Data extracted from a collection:
• • •

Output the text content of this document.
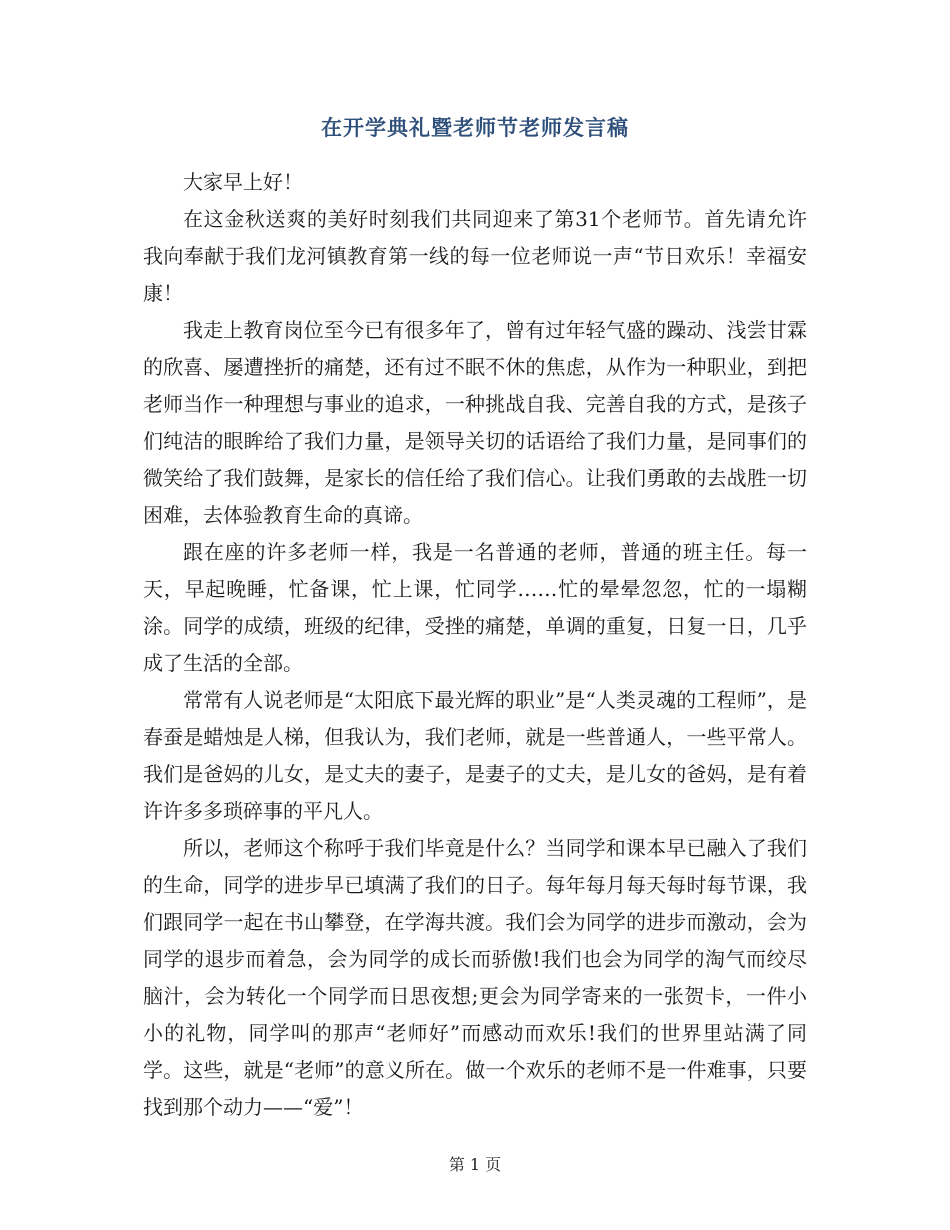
在开学典礼暨老师节老师发言稿

大家早上好！

在这金秋送爽的美好时刻我们共同迎来了第31个老师节。首先请允许我向奉献于我们龙河镇教育第一线的每一位老师说一声“节日欢乐！幸福安康！

我走上教育岗位至今已有很多年了，曾有过年轻气盛的躁动、浅尝甘霖的欣喜、屡遭挫折的痛楚，还有过不眠不休的焦虑，从作为一种职业，到把老师当作一种理想与事业的追求，一种挑战自我、完善自我的方式，是孩子们纯洁的眼眸给了我们力量，是领导关切的话语给了我们力量，是同事们的微笑给了我们鼓舞，是家长的信任给了我们信心。让我们勇敢的去战胜一切困难，去体验教育生命的真谛。

跟在座的许多老师一样，我是一名普通的老师，普通的班主任。每一天，早起晚睡，忙备课，忙上课，忙同学……忙的晕晕忽忽，忙的一塌糊涂。同学的成绩，班级的纪律，受挫的痛楚，单调的重复，日复一日，几乎成了生活的全部。

常常有人说老师是“太阳底下最光辉的职业”是“人类灵魂的工程师”，是春蚕是蜡烛是人梯，但我认为，我们老师，就是一些普通人，一些平常人。我们是爸妈的儿女，是丈夫的妻子，是妻子的丈夫，是儿女的爸妈，是有着许许多多琐碎事的平凡人。

所以，老师这个称呼于我们毕竟是什么？当同学和课本早已融入了我们的生命，同学的进步早已填满了我们的日子。每年每月每天每时每节课，我们跟同学一起在书山攀登，在学海共渡。我们会为同学的进步而激动，会为同学的退步而着急，会为同学的成长而骄傲!我们也会为同学的淘气而绞尽脑汁，会为转化一个同学而日思夜想;更会为同学寄来的一张贺卡，一件小小的礼物，同学叫的那声“老师好”而感动而欢乐!我们的世界里站满了同学。这些，就是“老师”的意义所在。做一个欢乐的老师不是一件难事，只要找到那个动力——“爱”！

第 1 页
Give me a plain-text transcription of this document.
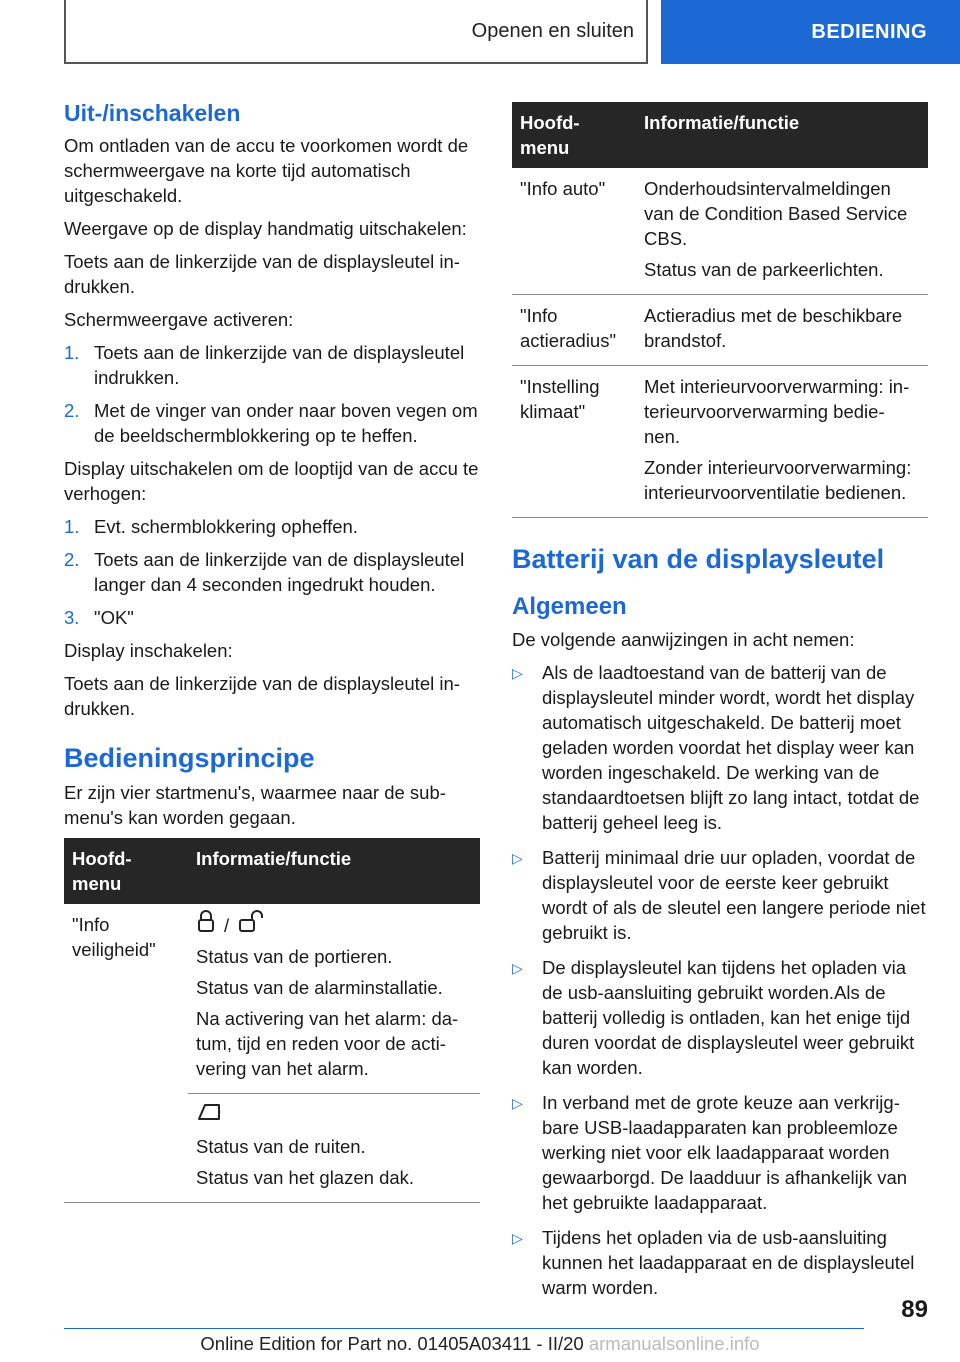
Openen en sluiten	BEDIENING
Uit-/inschakelen

Om ontladen van de accu te voorkomen wordt de schermweergave na korte tijd automatisch uitgeschakeld.

Weergave op de display handmatig uitschakelen:

Toets aan de linkerzijde van de displaysleutel in-drukken.

Schermweergave activeren:

1. Toets aan de linkerzijde van de displaysleutel indrukken.
2. Met de vinger van onder naar boven vegen om de beeldschermblokkering op te heffen.

Display uitschakelen om de looptijd van de accu te verhogen:

1. Evt. schermblokkering opheffen.
2. Toets aan de linkerzijde van de displaysleutel langer dan 4 seconden ingedrukt houden.
3. "OK"

Display inschakelen:

Toets aan de linkerzijde van de displaysleutel in-drukken.

Bedieningsprincipe

Er zijn vier startmenu's, waarmee naar de sub-menu's kan worden gegaan.

Hoofd-menu	Informatie/functie
"Info veiligheid"	/

Status van de portieren.

Status van de alarminstallatie.

Na activering van het alarm: da-tum, tijd en reden voor de acti-vering van het alarm.

	Status van de ruiten.

Status van het glazen dak.

Hoofd-menu	Informatie/functie
"Info auto"	Onderhoudsintervalmeldingen van de Condition Based Service CBS.

Status van de parkeerlichten.

"Info actieradius"	Actieradius met de beschikbare brandstof.

"Instelling klimaat"	Met interieurvoorverwarming: in-terieurvoorverwarming bedie-nen.

Zonder interieurvoorverwarming: interieurvoorventilatie bedienen.

Batterij van de displaysleutel
Algemeen

De volgende aanwijzingen in acht nemen:

▷	Als de laadtoestand van de batterij van de displaysleutel minder wordt, wordt het display automatisch uitgeschakeld. De batterij moet geladen worden voordat het display weer kan worden ingeschakeld. De werking van de standaardtoetsen blijft zo lang intact, totdat de batterij geheel leeg is.
▷	Batterij minimaal drie uur opladen, voordat de displaysleutel voor de eerste keer gebruikt wordt of als de sleutel een langere periode niet gebruikt is.
▷	De displaysleutel kan tijdens het opladen via de usb-aansluiting gebruikt worden.Als de batterij volledig is ontladen, kan het enige tijd duren voordat de displaysleutel weer gebruikt kan worden.
▷	In verband met de grote keuze aan verkrijg-bare USB-laadapparaten kan probleemloze werking niet voor elk laadapparaat worden gewaarborgd. De laadduur is afhankelijk van het gebruikte laadapparaat.
▷	Tijdens het opladen via de usb-aansluiting kunnen het laadapparaat en de displaysleutel warm worden.
89
Online Edition for Part no. 01405A03411 - II/20 armanualsonline.info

• • •

Copy the whole of the material above exactly, but not its images.

Output the text content of this document.
在开学典礼暨老师节老师发言稿

大家早上好！

在这金秋送爽的美好时刻我们共同迎来了第31个老师节。首先请允许我向奉献于我们龙河镇教育第一线的每一位老师说一声“节日欢乐！幸福安康！

我走上教育岗位至今已有很多年了，曾有过年轻气盛的躁动、浅尝甘霖的欣喜、屡遭挫折的痛楚，还有过不眠不休的焦虑，从作为一种职业，到把老师当作一种理想与事业的追求，一种挑战自我、完善自我的方式，是孩子们纯洁的眼眸给了我们力量，是领导关切的话语给了我们力量，是同事们的微笑给了我们鼓舞，是家长的信任给了我们信心。让我们勇敢的去战胜一切困难，去体验教育生命的真谛。

跟在座的许多老师一样，我是一名普通的老师，普通的班主任。每一天，早起晚睡，忙备课，忙上课，忙同学……忙的晕晕忽忽，忙的一塌糊涂。同学的成绩，班级的纪律，受挫的痛楚，单调的重复，日复一日，几乎成了生活的全部。

常常有人说老师是“太阳底下最光辉的职业”是“人类灵魂的工程师”，是春蚕是蜡烛是人梯，但我认为，我们老师，就是一些普通人，一些平常人。我们是爸妈的儿女，是丈夫的妻子，是妻子的丈夫，是儿女的爸妈，是有着许许多多琐碎事的平凡人。

所以，老师这个称呼于我们毕竟是什么？当同学和课本早已融入了我们的生命，同学的进步早已填满了我们的日子。每年每月每天每时每节课，我们跟同学一起在书山攀登，在学海共渡。我们会为同学的进步而激动，会为同学的退步而着急，会为同学的成长而骄傲!我们也会为同学的淘气而绞尽脑汁，会为转化一个同学而日思夜想;更会为同学寄来的一张贺卡，一件小小的礼物，同学叫的那声“老师好”而感动而欢乐!我们的世界里站满了同学。这些，就是“老师”的意义所在。做一个欢乐的老师不是一件难事，只要找到那个动力——“爱”！

第 1 页
Give me a plain-text transcription of this document.
Openen en sluiten	BEDIENING
Uit-/inschakelen

Om ontladen van de accu te voorkomen wordt de schermweergave na korte tijd automatisch uitgeschakeld.

Weergave op de display handmatig uitschakelen:

Toets aan de linkerzijde van de displaysleutel in-drukken.

Schermweergave activeren:

1. Toets aan de linkerzijde van de displaysleutel indrukken.
2. Met de vinger van onder naar boven vegen om de beeldschermblokkering op te heffen.

Display uitschakelen om de looptijd van de accu te verhogen:

1. Evt. schermblokkering opheffen.
2. Toets aan de linkerzijde van de displaysleutel langer dan 4 seconden ingedrukt houden.
3. "OK"

Display inschakelen:

Toets aan de linkerzijde van de displaysleutel in-drukken.

Bedieningsprincipe

Er zijn vier startmenu's, waarmee naar de sub-menu's kan worden gegaan.

Hoofd-menu	Informatie/functie
"Info veiligheid"	/

Status van de portieren.

Status van de alarminstallatie.

Na activering van het alarm: da-tum, tijd en reden voor de acti-vering van het alarm.

	Status van de ruiten.

Status van het glazen dak.

Hoofd-menu	Informatie/functie
"Info auto"	Onderhoudsintervalmeldingen van de Condition Based Service CBS.

Status van de parkeerlichten.

"Info actieradius"	Actieradius met de beschikbare brandstof.

"Instelling klimaat"	Met interieurvoorverwarming: in-terieurvoorverwarming bedie-nen.

Zonder interieurvoorverwarming: interieurvoorventilatie bedienen.

Batterij van de displaysleutel
Algemeen

De volgende aanwijzingen in acht nemen:

▷	Als de laadtoestand van de batterij van de displaysleutel minder wordt, wordt het display automatisch uitgeschakeld. De batterij moet geladen worden voordat het display weer kan worden ingeschakeld. De werking van de standaardtoetsen blijft zo lang intact, totdat de batterij geheel leeg is.
▷	Batterij minimaal drie uur opladen, voordat de displaysleutel voor de eerste keer gebruikt wordt of als de sleutel een langere periode niet gebruikt is.
▷	De displaysleutel kan tijdens het opladen via de usb-aansluiting gebruikt worden.Als de batterij volledig is ontladen, kan het enige tijd duren voordat de displaysleutel weer gebruikt kan worden.
▷	In verband met de grote keuze aan verkrijg-bare USB-laadapparaten kan probleemloze werking niet voor elk laadapparaat worden gewaarborgd. De laadduur is afhankelijk van het gebruikte laadapparaat.
▷	Tijdens het opladen via de usb-aansluiting kunnen het laadapparaat en de displaysleutel warm worden.
89
Online Edition for Part no. 01405A03411 - II/20 armanualsonline.info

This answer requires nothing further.